◆ **REQUIREMENT**: Show every line below where "name" can be found.

◆ **DATA FOR THE TASK**:
------------------------
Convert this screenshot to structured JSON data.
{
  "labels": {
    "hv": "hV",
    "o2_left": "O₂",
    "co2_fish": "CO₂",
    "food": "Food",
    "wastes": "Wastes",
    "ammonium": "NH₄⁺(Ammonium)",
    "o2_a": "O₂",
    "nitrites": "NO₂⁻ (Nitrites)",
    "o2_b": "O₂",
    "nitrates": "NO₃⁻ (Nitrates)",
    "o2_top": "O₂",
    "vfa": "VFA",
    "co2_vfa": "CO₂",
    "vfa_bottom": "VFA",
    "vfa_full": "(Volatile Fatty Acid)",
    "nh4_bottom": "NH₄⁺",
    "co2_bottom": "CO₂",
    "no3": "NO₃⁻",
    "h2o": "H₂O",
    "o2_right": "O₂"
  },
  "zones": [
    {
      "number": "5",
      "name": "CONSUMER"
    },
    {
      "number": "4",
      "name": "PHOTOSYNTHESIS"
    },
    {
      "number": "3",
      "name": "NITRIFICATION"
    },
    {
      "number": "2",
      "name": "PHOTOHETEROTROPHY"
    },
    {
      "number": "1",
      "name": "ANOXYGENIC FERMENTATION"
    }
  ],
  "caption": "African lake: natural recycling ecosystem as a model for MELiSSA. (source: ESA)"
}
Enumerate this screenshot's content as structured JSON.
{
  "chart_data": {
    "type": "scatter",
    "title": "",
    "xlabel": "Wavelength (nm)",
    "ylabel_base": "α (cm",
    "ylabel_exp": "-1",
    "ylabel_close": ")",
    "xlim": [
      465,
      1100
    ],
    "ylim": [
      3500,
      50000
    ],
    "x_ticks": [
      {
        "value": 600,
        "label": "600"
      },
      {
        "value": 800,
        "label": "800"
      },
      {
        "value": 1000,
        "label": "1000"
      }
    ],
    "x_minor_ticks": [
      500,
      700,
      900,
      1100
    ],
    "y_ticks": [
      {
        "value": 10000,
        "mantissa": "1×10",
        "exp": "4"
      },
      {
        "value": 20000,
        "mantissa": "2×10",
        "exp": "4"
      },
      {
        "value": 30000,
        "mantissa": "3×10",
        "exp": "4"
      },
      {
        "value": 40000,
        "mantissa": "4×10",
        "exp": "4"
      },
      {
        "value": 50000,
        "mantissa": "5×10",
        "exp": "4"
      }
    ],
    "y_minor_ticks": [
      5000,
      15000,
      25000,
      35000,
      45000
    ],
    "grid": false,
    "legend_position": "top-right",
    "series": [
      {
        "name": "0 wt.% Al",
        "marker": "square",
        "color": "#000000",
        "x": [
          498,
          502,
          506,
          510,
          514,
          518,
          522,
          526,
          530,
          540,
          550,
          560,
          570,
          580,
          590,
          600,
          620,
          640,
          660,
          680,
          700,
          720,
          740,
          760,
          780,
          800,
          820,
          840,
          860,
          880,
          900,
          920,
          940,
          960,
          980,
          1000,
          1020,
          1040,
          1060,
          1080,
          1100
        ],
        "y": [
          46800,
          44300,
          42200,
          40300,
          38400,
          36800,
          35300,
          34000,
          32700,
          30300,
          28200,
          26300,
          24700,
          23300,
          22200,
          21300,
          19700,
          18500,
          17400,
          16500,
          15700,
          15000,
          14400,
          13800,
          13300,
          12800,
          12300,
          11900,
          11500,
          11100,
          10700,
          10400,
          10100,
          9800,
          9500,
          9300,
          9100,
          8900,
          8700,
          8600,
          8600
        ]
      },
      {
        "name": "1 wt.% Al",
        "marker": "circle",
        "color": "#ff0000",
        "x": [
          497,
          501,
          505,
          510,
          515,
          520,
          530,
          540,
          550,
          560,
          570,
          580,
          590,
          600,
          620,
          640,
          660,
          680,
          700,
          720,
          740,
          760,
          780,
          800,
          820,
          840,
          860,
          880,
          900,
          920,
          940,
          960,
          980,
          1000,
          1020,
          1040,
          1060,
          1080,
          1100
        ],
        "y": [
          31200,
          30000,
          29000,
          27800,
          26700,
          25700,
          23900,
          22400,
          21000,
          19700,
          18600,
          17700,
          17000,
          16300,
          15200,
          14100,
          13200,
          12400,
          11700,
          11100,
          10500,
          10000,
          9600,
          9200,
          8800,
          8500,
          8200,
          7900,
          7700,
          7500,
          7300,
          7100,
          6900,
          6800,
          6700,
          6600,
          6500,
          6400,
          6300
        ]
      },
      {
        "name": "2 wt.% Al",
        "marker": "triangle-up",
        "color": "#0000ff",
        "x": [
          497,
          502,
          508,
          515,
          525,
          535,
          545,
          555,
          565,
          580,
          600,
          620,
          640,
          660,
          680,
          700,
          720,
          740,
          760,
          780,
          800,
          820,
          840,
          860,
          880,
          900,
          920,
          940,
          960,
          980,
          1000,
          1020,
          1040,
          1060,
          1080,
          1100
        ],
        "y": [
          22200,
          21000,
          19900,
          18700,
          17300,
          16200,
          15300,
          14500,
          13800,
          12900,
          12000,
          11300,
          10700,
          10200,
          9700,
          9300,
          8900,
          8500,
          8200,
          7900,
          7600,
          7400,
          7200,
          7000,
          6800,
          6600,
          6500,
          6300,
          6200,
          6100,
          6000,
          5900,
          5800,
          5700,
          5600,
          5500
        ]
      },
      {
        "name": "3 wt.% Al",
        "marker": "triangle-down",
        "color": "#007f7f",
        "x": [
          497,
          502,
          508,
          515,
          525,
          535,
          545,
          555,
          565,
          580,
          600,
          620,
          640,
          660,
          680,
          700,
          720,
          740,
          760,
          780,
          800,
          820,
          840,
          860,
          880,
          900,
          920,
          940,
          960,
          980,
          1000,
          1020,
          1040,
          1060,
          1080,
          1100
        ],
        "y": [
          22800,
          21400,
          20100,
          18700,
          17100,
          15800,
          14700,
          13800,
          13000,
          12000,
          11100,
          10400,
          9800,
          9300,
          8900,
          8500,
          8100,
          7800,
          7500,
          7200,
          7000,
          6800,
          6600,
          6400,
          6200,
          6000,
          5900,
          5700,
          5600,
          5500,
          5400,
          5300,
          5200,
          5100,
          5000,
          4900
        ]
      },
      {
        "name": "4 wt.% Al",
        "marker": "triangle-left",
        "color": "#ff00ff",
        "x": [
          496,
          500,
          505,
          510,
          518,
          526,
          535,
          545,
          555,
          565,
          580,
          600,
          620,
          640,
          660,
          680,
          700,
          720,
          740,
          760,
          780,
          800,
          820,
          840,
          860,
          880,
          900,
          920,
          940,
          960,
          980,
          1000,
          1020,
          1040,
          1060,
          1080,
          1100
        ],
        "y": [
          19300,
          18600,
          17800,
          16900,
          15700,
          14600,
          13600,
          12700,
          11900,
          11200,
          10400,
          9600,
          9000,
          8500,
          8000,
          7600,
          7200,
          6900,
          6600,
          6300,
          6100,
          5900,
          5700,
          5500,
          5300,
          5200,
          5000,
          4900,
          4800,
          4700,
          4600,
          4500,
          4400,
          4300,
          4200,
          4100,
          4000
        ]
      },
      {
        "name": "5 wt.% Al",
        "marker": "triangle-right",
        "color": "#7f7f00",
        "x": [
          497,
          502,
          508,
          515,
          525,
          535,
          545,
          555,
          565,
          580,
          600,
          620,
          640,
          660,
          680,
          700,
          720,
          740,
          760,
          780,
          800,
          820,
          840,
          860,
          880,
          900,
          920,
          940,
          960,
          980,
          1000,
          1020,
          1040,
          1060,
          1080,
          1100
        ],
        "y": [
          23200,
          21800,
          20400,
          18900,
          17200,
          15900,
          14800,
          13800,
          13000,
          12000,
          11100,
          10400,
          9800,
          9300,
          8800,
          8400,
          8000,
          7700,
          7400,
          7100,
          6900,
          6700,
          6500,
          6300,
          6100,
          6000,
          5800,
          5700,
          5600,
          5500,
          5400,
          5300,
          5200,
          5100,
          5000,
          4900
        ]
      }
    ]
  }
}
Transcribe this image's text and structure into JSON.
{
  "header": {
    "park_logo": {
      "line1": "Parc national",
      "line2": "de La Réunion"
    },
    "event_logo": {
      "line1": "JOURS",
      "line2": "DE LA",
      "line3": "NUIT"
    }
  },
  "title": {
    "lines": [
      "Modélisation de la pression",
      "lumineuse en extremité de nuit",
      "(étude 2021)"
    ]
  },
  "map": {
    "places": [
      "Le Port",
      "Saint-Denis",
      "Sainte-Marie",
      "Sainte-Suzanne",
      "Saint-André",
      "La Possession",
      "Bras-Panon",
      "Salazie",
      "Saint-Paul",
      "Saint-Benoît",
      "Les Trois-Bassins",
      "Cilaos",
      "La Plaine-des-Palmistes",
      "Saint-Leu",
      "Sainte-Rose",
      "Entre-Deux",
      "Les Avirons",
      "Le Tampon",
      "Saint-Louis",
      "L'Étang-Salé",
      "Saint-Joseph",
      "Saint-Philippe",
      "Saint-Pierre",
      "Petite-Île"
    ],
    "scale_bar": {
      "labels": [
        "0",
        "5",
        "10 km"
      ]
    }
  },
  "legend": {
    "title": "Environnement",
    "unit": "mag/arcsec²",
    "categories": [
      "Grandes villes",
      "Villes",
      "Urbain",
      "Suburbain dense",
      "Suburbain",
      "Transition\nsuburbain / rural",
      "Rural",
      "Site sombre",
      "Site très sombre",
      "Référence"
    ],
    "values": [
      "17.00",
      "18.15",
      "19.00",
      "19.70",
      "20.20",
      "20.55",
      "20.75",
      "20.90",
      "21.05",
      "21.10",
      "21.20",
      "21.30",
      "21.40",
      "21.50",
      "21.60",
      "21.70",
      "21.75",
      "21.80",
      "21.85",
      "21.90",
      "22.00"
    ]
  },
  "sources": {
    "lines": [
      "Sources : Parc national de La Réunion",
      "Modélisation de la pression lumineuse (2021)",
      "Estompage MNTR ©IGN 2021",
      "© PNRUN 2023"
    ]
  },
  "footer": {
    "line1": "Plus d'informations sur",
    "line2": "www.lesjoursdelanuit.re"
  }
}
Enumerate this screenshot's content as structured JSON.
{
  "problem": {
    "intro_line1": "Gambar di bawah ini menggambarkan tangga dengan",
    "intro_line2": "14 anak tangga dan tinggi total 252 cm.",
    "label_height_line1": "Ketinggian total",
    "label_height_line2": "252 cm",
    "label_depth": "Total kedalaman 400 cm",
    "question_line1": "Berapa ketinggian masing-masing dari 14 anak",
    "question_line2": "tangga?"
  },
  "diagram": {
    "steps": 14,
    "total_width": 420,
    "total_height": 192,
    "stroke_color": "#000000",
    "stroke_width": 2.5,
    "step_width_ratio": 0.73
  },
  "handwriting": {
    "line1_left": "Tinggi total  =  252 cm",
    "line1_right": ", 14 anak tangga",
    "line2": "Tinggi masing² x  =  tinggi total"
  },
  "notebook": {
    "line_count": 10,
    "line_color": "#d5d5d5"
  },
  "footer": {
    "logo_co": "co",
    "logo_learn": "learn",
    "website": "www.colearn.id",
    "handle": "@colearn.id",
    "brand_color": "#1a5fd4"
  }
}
------------------------
◆ **SOLUTION FOR THIS TASK**:
      "name": "CONSUMER"
      "name": "PHOTOSYNTHESIS"
      "name": "NITRIFICATION"
      "name": "PHOTOHETEROTROPHY"
      "name": "ANOXYGENIC FERMENTATION"
        "name": "0 wt.% Al",
        "name": "1 wt.% Al",
        "name": "2 wt.% Al",
        "name": "3 wt.% Al",
        "name": "4 wt.% Al",
        "name": "5 wt.% Al",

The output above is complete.